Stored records

begin

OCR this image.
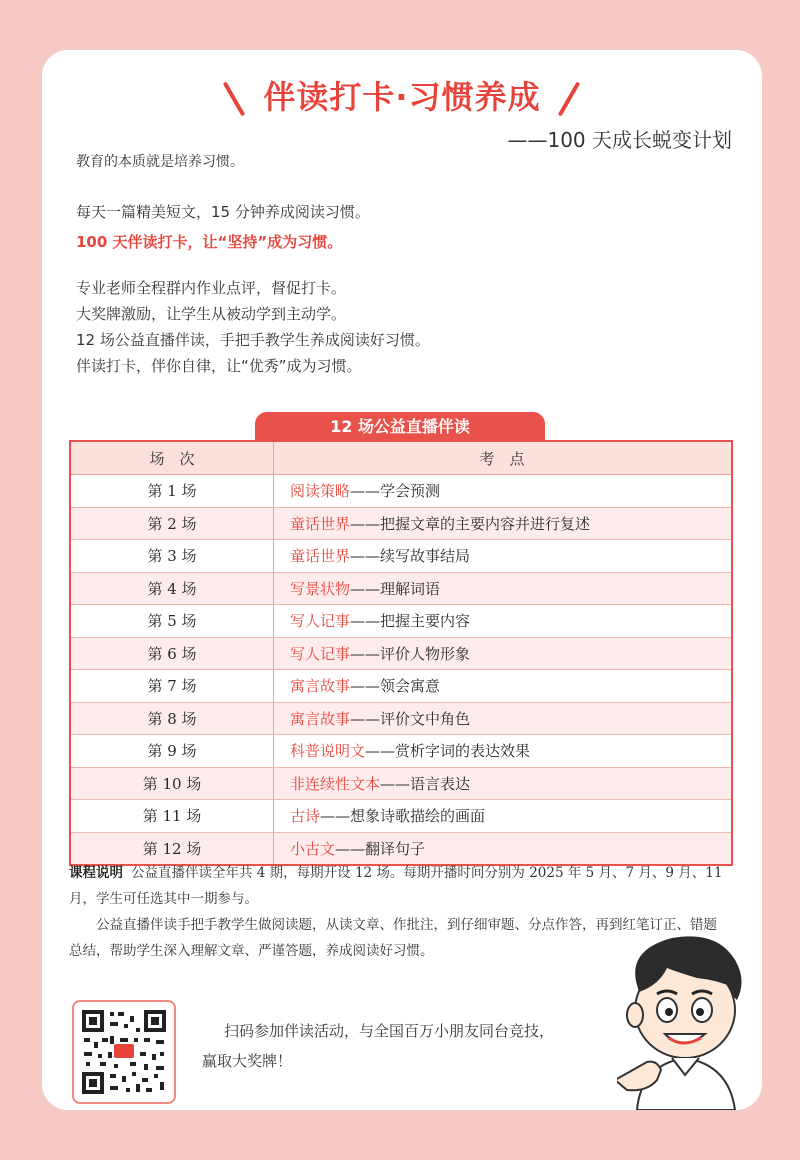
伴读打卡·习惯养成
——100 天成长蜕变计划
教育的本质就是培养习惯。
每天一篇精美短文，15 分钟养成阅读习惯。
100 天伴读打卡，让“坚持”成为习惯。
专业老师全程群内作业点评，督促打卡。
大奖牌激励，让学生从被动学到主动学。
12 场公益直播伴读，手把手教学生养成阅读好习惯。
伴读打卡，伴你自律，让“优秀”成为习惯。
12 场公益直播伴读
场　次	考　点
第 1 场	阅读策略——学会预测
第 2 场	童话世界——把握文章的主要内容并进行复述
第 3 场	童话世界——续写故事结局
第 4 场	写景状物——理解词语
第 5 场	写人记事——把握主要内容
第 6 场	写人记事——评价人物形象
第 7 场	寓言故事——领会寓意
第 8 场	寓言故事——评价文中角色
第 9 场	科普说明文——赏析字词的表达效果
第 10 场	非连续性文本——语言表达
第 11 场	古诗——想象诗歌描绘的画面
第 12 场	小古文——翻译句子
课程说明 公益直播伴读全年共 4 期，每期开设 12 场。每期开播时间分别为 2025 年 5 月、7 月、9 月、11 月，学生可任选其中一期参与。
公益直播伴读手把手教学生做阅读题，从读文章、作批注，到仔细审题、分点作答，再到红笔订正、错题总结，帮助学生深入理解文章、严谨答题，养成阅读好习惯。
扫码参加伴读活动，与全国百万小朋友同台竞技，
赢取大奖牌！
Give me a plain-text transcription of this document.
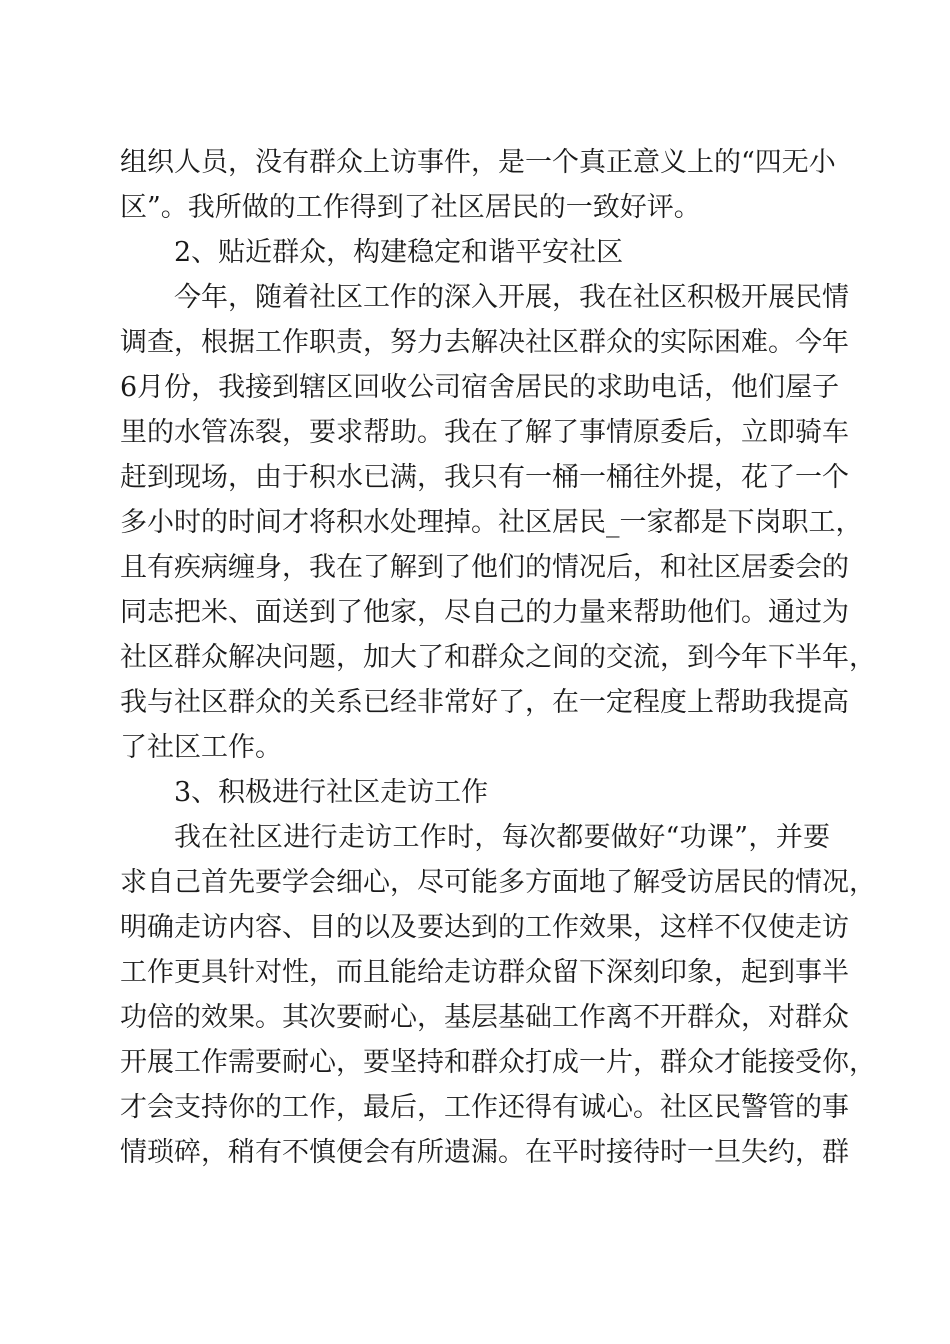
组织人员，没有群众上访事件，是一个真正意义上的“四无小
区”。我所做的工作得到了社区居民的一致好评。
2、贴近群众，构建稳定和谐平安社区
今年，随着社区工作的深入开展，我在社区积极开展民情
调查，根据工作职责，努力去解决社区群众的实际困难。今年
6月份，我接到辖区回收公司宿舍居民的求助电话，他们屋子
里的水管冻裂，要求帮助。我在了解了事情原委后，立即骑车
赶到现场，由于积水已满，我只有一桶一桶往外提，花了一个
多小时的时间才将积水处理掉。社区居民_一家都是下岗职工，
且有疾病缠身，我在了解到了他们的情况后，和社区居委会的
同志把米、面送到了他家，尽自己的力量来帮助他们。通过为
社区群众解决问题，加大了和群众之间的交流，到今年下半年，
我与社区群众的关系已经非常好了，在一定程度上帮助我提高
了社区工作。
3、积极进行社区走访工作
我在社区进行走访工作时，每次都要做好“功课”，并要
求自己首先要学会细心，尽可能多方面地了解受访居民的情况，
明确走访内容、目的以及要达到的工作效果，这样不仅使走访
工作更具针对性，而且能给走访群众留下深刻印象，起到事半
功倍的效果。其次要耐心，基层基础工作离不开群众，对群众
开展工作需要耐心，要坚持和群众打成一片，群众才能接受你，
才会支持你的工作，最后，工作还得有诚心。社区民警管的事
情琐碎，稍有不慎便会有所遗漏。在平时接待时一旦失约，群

end

■ **REQUIREMENT**
Set down the material above as is, without any pictures.

■ **WRITTEN SOLUTION**
OCR this image.
伴读打卡·习惯养成
——100 天成长蜕变计划
教育的本质就是培养习惯。
每天一篇精美短文，15 分钟养成阅读习惯。
100 天伴读打卡，让“坚持”成为习惯。
专业老师全程群内作业点评，督促打卡。
大奖牌激励，让学生从被动学到主动学。
12 场公益直播伴读，手把手教学生养成阅读好习惯。
伴读打卡，伴你自律，让“优秀”成为习惯。
12 场公益直播伴读
场　次	考　点
第 1 场	阅读策略——学会预测
第 2 场	童话世界——把握文章的主要内容并进行复述
第 3 场	童话世界——续写故事结局
第 4 场	写景状物——理解词语
第 5 场	写人记事——把握主要内容
第 6 场	写人记事——评价人物形象
第 7 场	寓言故事——领会寓意
第 8 场	寓言故事——评价文中角色
第 9 场	科普说明文——赏析字词的表达效果
第 10 场	非连续性文本——语言表达
第 11 场	古诗——想象诗歌描绘的画面
第 12 场	小古文——翻译句子
课程说明 公益直播伴读全年共 4 期，每期开设 12 场。每期开播时间分别为 2025 年 5 月、7 月、9 月、11 月，学生可任选其中一期参与。
公益直播伴读手把手教学生做阅读题，从读文章、作批注，到仔细审题、分点作答，再到红笔订正、错题总结，帮助学生深入理解文章、严谨答题，养成阅读好习惯。
扫码参加伴读活动，与全国百万小朋友同台竞技，
赢取大奖牌！
Give me a plain-text transcription of this document.
组织人员，没有群众上访事件，是一个真正意义上的“四无小
区”。我所做的工作得到了社区居民的一致好评。
2、贴近群众，构建稳定和谐平安社区
今年，随着社区工作的深入开展，我在社区积极开展民情
调查，根据工作职责，努力去解决社区群众的实际困难。今年
6月份，我接到辖区回收公司宿舍居民的求助电话，他们屋子
里的水管冻裂，要求帮助。我在了解了事情原委后，立即骑车
赶到现场，由于积水已满，我只有一桶一桶往外提，花了一个
多小时的时间才将积水处理掉。社区居民_一家都是下岗职工，
且有疾病缠身，我在了解到了他们的情况后，和社区居委会的
同志把米、面送到了他家，尽自己的力量来帮助他们。通过为
社区群众解决问题，加大了和群众之间的交流，到今年下半年，
我与社区群众的关系已经非常好了，在一定程度上帮助我提高
了社区工作。
3、积极进行社区走访工作
我在社区进行走访工作时，每次都要做好“功课”，并要
求自己首先要学会细心，尽可能多方面地了解受访居民的情况，
明确走访内容、目的以及要达到的工作效果，这样不仅使走访
工作更具针对性，而且能给走访群众留下深刻印象，起到事半
功倍的效果。其次要耐心，基层基础工作离不开群众，对群众
开展工作需要耐心，要坚持和群众打成一片，群众才能接受你，
才会支持你的工作，最后，工作还得有诚心。社区民警管的事
情琐碎，稍有不慎便会有所遗漏。在平时接待时一旦失约，群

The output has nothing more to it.